What to work on
Every line containing the word "上海银行间同业拆放利率走势图" needs to be found and copied.

Data to process
start

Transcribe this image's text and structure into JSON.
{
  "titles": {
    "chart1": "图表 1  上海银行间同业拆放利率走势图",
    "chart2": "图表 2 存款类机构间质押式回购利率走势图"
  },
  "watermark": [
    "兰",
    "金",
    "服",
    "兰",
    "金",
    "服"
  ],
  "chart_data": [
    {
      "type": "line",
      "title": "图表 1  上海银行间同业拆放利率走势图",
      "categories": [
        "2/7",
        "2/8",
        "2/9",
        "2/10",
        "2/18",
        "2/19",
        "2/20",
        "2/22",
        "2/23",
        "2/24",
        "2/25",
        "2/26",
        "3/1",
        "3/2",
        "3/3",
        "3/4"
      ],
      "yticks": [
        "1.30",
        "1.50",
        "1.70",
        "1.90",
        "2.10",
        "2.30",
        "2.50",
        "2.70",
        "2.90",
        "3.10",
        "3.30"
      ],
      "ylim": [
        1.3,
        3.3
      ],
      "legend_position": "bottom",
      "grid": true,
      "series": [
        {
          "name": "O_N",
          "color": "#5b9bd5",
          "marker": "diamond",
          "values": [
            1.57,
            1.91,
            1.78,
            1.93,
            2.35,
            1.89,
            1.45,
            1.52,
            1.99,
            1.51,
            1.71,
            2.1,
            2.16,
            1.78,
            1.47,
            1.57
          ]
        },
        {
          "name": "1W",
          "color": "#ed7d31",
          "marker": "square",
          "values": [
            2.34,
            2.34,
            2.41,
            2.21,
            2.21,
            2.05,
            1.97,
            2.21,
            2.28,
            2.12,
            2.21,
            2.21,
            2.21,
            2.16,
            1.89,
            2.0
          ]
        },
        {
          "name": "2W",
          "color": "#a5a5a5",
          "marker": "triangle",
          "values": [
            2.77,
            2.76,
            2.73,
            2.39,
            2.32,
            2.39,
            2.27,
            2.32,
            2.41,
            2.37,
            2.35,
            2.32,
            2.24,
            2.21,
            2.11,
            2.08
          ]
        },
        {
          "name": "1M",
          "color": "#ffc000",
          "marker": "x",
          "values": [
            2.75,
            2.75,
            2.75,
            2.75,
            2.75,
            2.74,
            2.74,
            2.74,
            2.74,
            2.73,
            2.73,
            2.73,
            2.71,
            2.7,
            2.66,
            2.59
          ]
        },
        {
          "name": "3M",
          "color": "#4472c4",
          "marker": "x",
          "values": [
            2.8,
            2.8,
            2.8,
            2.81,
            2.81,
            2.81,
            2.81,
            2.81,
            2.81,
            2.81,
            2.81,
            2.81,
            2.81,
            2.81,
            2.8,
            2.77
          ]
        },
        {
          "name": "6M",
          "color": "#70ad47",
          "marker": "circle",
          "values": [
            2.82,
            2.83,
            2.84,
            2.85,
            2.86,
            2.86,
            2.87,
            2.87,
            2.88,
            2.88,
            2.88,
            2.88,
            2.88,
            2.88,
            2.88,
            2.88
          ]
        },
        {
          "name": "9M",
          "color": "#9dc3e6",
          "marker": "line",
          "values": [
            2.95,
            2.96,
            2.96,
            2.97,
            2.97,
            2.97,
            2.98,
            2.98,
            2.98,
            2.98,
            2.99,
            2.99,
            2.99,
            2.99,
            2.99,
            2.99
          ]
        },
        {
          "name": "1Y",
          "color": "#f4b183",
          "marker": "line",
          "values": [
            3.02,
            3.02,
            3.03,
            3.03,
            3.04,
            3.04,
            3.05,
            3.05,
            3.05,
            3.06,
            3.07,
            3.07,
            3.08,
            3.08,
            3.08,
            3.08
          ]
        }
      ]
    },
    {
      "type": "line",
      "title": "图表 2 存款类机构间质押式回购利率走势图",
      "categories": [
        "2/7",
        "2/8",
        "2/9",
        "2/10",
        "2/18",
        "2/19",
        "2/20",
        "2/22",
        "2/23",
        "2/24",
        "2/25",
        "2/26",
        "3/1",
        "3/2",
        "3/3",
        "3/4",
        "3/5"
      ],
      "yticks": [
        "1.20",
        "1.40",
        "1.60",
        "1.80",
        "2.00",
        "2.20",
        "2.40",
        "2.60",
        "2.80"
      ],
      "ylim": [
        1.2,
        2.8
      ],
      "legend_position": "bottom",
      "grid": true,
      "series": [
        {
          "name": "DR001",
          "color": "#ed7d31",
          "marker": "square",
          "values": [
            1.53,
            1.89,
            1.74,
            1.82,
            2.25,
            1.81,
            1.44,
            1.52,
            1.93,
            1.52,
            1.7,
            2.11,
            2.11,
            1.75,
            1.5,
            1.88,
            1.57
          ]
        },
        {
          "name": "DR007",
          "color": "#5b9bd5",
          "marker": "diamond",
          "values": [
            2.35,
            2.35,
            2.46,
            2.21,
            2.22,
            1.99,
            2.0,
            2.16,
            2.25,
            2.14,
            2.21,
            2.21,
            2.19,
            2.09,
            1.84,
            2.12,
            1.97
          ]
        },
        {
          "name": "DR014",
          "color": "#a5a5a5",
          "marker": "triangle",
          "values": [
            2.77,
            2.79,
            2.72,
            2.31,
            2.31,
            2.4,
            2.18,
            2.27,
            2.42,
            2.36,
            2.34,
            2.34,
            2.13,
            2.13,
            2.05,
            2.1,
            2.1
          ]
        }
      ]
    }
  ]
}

end

Result
    "chart1": "图表 1  上海银行间同业拆放利率走势图",
      "title": "图表 1  上海银行间同业拆放利率走势图",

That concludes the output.